» WHAT IS ASKED
Each entry below should be returned exactly as is, with the pictures removed.

» DATA SHOWN
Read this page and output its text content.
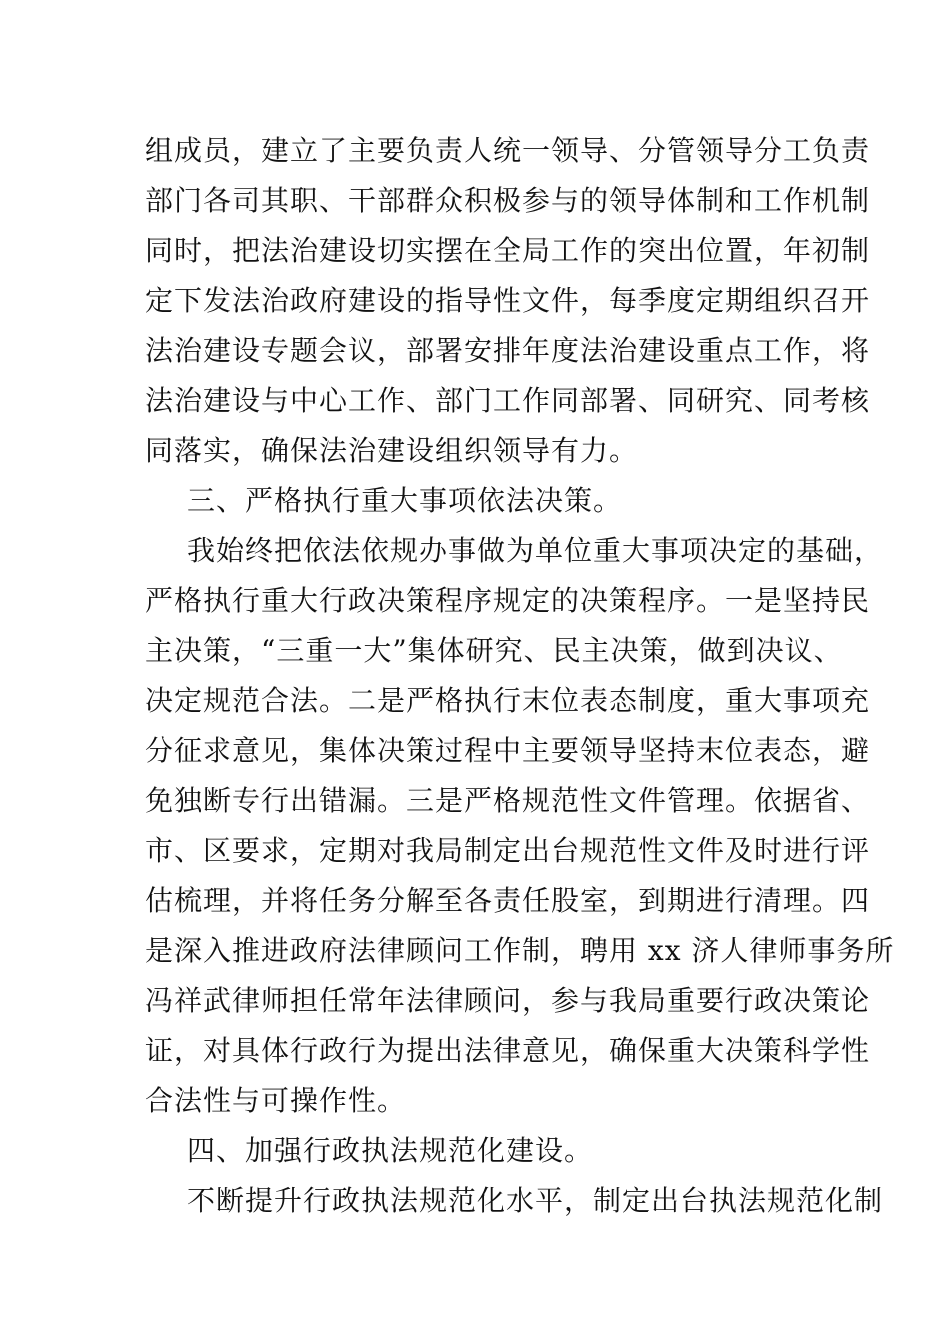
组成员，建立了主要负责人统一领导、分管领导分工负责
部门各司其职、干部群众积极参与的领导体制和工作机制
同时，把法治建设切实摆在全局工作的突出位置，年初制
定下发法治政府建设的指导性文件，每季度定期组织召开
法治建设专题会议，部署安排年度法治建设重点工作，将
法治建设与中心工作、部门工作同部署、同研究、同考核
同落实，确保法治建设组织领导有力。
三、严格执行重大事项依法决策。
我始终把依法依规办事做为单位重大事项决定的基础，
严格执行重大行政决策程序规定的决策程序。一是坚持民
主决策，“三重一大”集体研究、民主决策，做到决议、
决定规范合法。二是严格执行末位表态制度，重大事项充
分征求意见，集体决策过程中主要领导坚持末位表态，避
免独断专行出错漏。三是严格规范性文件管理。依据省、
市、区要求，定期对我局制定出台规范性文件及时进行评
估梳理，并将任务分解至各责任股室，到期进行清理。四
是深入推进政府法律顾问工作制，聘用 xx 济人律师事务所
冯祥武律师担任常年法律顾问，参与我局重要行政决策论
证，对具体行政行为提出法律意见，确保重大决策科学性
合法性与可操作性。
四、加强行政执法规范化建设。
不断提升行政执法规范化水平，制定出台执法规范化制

» THE RESULT
Read this page and output its text content.
组成员，建立了主要负责人统一领导、分管领导分工负责
部门各司其职、干部群众积极参与的领导体制和工作机制
同时，把法治建设切实摆在全局工作的突出位置，年初制
定下发法治政府建设的指导性文件，每季度定期组织召开
法治建设专题会议，部署安排年度法治建设重点工作，将
法治建设与中心工作、部门工作同部署、同研究、同考核
同落实，确保法治建设组织领导有力。
三、严格执行重大事项依法决策。
我始终把依法依规办事做为单位重大事项决定的基础，
严格执行重大行政决策程序规定的决策程序。一是坚持民
主决策，“三重一大”集体研究、民主决策，做到决议、
决定规范合法。二是严格执行末位表态制度，重大事项充
分征求意见，集体决策过程中主要领导坚持末位表态，避
免独断专行出错漏。三是严格规范性文件管理。依据省、
市、区要求，定期对我局制定出台规范性文件及时进行评
估梳理，并将任务分解至各责任股室，到期进行清理。四
是深入推进政府法律顾问工作制，聘用 xx 济人律师事务所
冯祥武律师担任常年法律顾问，参与我局重要行政决策论
证，对具体行政行为提出法律意见，确保重大决策科学性
合法性与可操作性。
四、加强行政执法规范化建设。
不断提升行政执法规范化水平，制定出台执法规范化制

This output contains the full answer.